INSTRUCTION 1
Reproduce, word for word, the part of the passage on the affair that opens with the words containing "WwTL- I can" and closes with "could never mix.".
INSTRUCTION 2
In the passage on the affair, what did the writer take up after realizing a need to feel younger and sexier?
INSTRUCTION 3
Do these statements agree with the passage on the affair? Answer yes or no for each, and quote the words that decide it.
(a) The writer says the affair partner truly cherished the writer.
(b) The writer believes a person cannot be remorseful and still fantasize about the affair.
(c) Before the affair, the couple often spent time caressing and kissing.

EXCERPT PROVIDED

WwTL- I can see what you are saying. It’s the combo of her fantasizing about the ap and doing those acts with her husband. I totally get it. You are right that is not someone who changed. What I had focused more on is that prior to her affair she left her marital bed to finish to a bdsm porn. The AP didn’t awaken this in her. It was always there. And that is what I was talking about. I have already laid out that I don’t think you can be remorseful and still fantasize about the affair. To me those two could never mix.
And I guess I should spell out better what I was talking about learning because what I said made it sound sexual. It can be sexual I guess.
What I learned is I wanted to feel cherished. I didn’t write that because it sounds kind of stupid. The AP didn’t cherish me, there is no illusion of that. But he pretended to. And honestly that was a big revelation for me. So it’s not something I ever think about in the way the AP gave me something. He didn’t give me that. But it’s just like the needing to feel younger, sexier told me I needed that in my life so I took up running. The main draw for me in the affair was the illusion of being cherished.
I had spent a lot of years in my marriage making myself the last priority until I had made myself feel invisible. It’s hard to feel cherished or appreciated when you feel unseen. What I didn’t understand at the time of my affair is you can’t be seen by others if you aren’t seen by or representing yourself.
I relate it sexually to an extent because while I wouldn’t say I was unhappy with our sex life, we never made love. We never spent time caressing each other, or kissing really. It was more like a porn. It is now a crucial part of our connection now to have bids of affection throughout the day, to say words of appreciation to each other, to spent time enjoying each other leading up to the other stuff. This has created true passion rather than two people getting together to scratch an itch.

SOURCE MATERIAL
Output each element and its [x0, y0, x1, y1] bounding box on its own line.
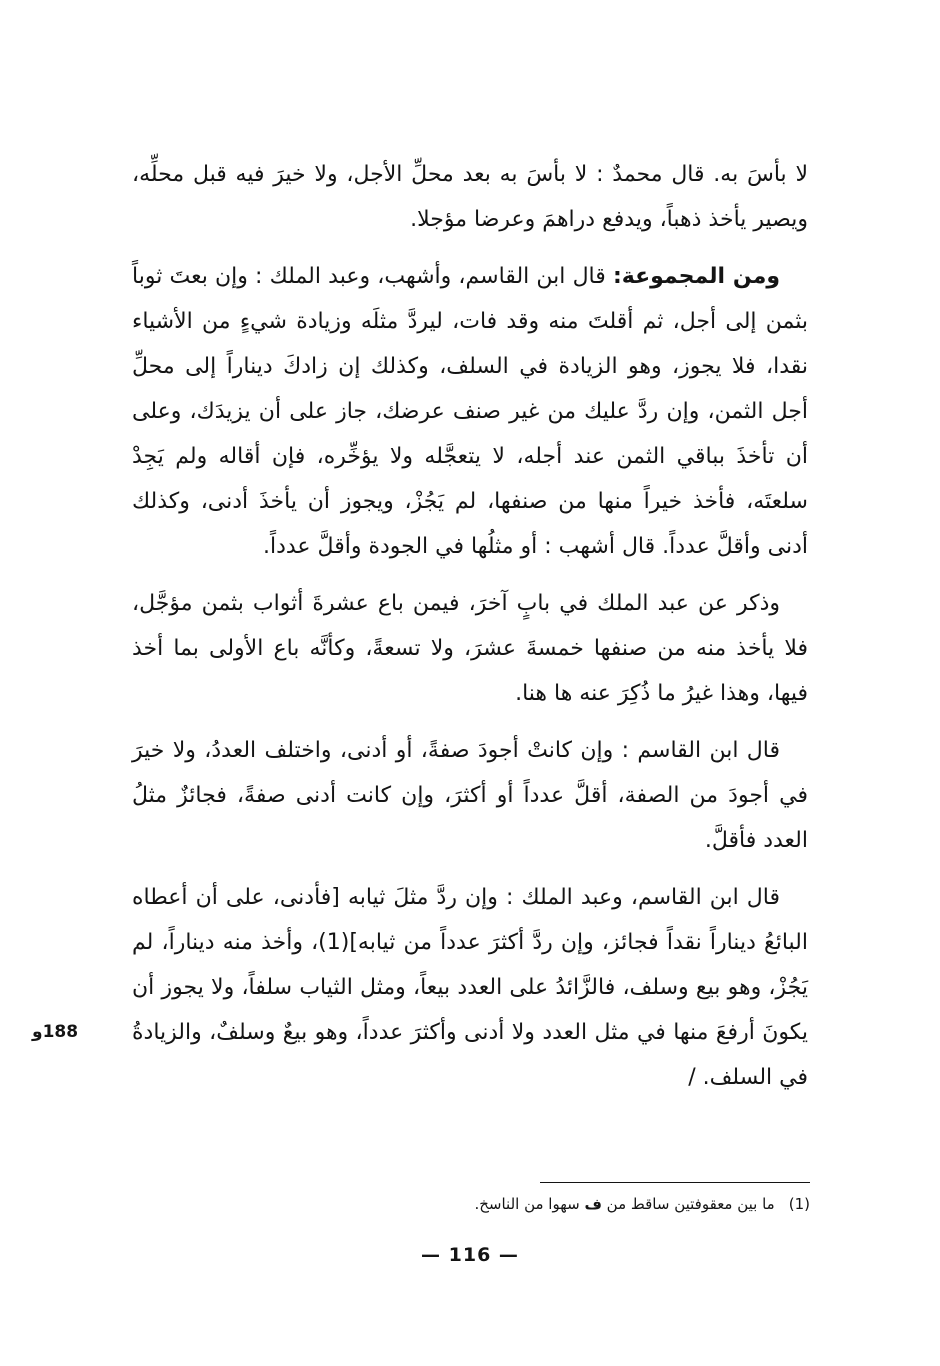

WRITTEN SOLUTION 1
WwTL- I can see what you are saying. It’s the combo of her fantasizing about the ap and doing those acts with her husband. I totally get it. You are right that is not someone who changed. What I had focused more on is that prior to her affair she left her marital bed to finish to a bdsm porn. The AP didn’t awaken this in her. It was always there. And that is what I was talking about. I have already laid out that I don’t think you can be remorseful and still fantasize about the affair. To me those two could never mix.

WRITTEN SOLUTION 2
Running.

WRITTEN SOLUTION 3
(a) No: "The AP didn’t cherish me, there is no illusion of that."
(b) Yes: "I don’t think you can be remorseful and still fantasize about the affair."
(c) No: "We never spent time caressing each other, or kissing really."